DATA EXTRACT —
-.-.-
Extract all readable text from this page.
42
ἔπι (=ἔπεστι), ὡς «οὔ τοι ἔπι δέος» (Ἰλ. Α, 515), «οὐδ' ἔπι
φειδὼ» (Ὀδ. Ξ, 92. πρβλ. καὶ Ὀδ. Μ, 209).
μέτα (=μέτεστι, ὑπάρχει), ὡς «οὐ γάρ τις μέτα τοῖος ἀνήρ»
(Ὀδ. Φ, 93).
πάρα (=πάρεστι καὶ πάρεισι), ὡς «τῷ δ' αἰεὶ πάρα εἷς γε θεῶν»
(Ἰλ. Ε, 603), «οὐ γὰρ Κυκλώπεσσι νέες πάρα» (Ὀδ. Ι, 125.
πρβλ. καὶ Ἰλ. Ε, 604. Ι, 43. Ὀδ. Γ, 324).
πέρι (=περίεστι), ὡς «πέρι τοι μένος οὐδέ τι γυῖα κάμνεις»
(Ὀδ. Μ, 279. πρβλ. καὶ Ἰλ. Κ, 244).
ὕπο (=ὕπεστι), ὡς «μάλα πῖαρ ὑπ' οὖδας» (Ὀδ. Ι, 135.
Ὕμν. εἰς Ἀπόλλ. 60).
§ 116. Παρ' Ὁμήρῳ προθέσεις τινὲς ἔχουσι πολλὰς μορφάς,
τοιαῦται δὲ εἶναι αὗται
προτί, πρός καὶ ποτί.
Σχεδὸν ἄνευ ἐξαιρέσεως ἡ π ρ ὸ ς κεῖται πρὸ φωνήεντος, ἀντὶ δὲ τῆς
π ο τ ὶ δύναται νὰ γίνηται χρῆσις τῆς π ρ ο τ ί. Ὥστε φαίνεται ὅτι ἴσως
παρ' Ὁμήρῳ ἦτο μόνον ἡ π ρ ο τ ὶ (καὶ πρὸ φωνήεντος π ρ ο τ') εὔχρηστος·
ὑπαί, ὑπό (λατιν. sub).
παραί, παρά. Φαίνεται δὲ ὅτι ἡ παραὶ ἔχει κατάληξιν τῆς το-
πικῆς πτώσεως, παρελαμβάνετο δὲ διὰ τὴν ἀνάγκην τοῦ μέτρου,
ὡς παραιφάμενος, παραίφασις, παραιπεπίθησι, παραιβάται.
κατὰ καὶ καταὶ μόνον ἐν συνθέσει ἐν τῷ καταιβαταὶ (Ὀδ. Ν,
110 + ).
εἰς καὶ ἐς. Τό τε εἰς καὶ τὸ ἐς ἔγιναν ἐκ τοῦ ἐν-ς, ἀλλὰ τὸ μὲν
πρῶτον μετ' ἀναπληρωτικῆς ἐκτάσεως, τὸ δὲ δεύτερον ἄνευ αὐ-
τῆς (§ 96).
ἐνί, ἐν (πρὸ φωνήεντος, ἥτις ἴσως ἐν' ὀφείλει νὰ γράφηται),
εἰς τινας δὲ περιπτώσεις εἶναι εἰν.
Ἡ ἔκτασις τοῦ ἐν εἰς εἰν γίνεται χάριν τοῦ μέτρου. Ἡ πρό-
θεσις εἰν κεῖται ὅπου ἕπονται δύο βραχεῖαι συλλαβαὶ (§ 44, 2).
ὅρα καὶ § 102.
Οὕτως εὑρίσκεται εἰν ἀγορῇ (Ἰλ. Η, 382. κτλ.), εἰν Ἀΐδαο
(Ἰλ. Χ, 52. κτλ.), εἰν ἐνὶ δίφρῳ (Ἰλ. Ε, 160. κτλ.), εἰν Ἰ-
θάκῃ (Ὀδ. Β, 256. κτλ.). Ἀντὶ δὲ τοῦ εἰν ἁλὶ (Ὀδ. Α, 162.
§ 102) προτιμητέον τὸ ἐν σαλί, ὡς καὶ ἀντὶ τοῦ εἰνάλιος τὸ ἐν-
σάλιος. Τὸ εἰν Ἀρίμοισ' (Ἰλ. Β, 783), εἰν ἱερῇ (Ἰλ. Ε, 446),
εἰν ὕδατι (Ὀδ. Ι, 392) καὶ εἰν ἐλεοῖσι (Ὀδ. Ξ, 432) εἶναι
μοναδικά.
-.-.-
Repeat all of the records above exactly as written.

Extract all readable text from this page.
42
ἔπι (=ἔπεστι), ὡς «οὔ τοι ἔπι δέος» (Ἰλ. Α, 515), «οὐδ' ἔπι
φειδὼ» (Ὀδ. Ξ, 92. πρβλ. καὶ Ὀδ. Μ, 209).
μέτα (=μέτεστι, ὑπάρχει), ὡς «οὐ γάρ τις μέτα τοῖος ἀνήρ»
(Ὀδ. Φ, 93).
πάρα (=πάρεστι καὶ πάρεισι), ὡς «τῷ δ' αἰεὶ πάρα εἷς γε θεῶν»
(Ἰλ. Ε, 603), «οὐ γὰρ Κυκλώπεσσι νέες πάρα» (Ὀδ. Ι, 125.
πρβλ. καὶ Ἰλ. Ε, 604. Ι, 43. Ὀδ. Γ, 324).
πέρι (=περίεστι), ὡς «πέρι τοι μένος οὐδέ τι γυῖα κάμνεις»
(Ὀδ. Μ, 279. πρβλ. καὶ Ἰλ. Κ, 244).
ὕπο (=ὕπεστι), ὡς «μάλα πῖαρ ὑπ' οὖδας» (Ὀδ. Ι, 135.
Ὕμν. εἰς Ἀπόλλ. 60).
§ 116. Παρ' Ὁμήρῳ προθέσεις τινὲς ἔχουσι πολλὰς μορφάς,
τοιαῦται δὲ εἶναι αὗται
προτί, πρός καὶ ποτί.
Σχεδὸν ἄνευ ἐξαιρέσεως ἡ π ρ ὸ ς κεῖται πρὸ φωνήεντος, ἀντὶ δὲ τῆς
π ο τ ὶ δύναται νὰ γίνηται χρῆσις τῆς π ρ ο τ ί. Ὥστε φαίνεται ὅτι ἴσως
παρ' Ὁμήρῳ ἦτο μόνον ἡ π ρ ο τ ὶ (καὶ πρὸ φωνήεντος π ρ ο τ') εὔχρηστος·
ὑπαί, ὑπό (λατιν. sub).
παραί, παρά. Φαίνεται δὲ ὅτι ἡ παραὶ ἔχει κατάληξιν τῆς το-
πικῆς πτώσεως, παρελαμβάνετο δὲ διὰ τὴν ἀνάγκην τοῦ μέτρου,
ὡς παραιφάμενος, παραίφασις, παραιπεπίθησι, παραιβάται.
κατὰ καὶ καταὶ μόνον ἐν συνθέσει ἐν τῷ καταιβαταὶ (Ὀδ. Ν,
110 + ).
εἰς καὶ ἐς. Τό τε εἰς καὶ τὸ ἐς ἔγιναν ἐκ τοῦ ἐν-ς, ἀλλὰ τὸ μὲν
πρῶτον μετ' ἀναπληρωτικῆς ἐκτάσεως, τὸ δὲ δεύτερον ἄνευ αὐ-
τῆς (§ 96).
ἐνί, ἐν (πρὸ φωνήεντος, ἥτις ἴσως ἐν' ὀφείλει νὰ γράφηται),
εἰς τινας δὲ περιπτώσεις εἶναι εἰν.
Ἡ ἔκτασις τοῦ ἐν εἰς εἰν γίνεται χάριν τοῦ μέτρου. Ἡ πρό-
θεσις εἰν κεῖται ὅπου ἕπονται δύο βραχεῖαι συλλαβαὶ (§ 44, 2).
ὅρα καὶ § 102.
Οὕτως εὑρίσκεται εἰν ἀγορῇ (Ἰλ. Η, 382. κτλ.), εἰν Ἀΐδαο
(Ἰλ. Χ, 52. κτλ.), εἰν ἐνὶ δίφρῳ (Ἰλ. Ε, 160. κτλ.), εἰν Ἰ-
θάκῃ (Ὀδ. Β, 256. κτλ.). Ἀντὶ δὲ τοῦ εἰν ἁλὶ (Ὀδ. Α, 162.
§ 102) προτιμητέον τὸ ἐν σαλί, ὡς καὶ ἀντὶ τοῦ εἰνάλιος τὸ ἐν-
σάλιος. Τὸ εἰν Ἀρίμοισ' (Ἰλ. Β, 783), εἰν ἱερῇ (Ἰλ. Ε, 446),
εἰν ὕδατι (Ὀδ. Ι, 392) καὶ εἰν ἐλεοῖσι (Ὀδ. Ξ, 432) εἶναι
μοναδικά.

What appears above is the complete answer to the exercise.